_Exercise material_:

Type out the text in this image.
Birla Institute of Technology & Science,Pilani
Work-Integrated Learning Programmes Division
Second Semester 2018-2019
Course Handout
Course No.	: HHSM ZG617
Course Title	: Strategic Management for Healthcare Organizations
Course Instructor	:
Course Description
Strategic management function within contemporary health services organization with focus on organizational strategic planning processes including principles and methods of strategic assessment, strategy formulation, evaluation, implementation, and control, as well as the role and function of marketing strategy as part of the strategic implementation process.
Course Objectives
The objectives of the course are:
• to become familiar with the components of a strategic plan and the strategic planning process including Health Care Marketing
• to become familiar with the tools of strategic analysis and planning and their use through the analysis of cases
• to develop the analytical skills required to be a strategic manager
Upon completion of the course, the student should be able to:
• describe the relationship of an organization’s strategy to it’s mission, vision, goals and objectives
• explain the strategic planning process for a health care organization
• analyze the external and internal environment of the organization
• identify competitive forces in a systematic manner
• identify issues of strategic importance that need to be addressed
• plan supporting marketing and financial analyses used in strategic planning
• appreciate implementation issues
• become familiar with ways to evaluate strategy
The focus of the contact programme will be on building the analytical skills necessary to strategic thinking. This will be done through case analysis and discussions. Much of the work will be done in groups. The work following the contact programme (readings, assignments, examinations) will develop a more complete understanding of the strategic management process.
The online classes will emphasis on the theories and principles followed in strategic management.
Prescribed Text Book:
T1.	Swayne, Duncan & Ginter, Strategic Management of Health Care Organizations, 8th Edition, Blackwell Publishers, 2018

_Task to complete_:
Where a line contains "familiar", copy that line.

_Task output_:
• to become familiar with the components of a strategic plan and the strategic planning process including Health Care Marketing
• to become familiar with the tools of strategic analysis and planning and their use through the analysis of cases
• become familiar with ways to evaluate strategy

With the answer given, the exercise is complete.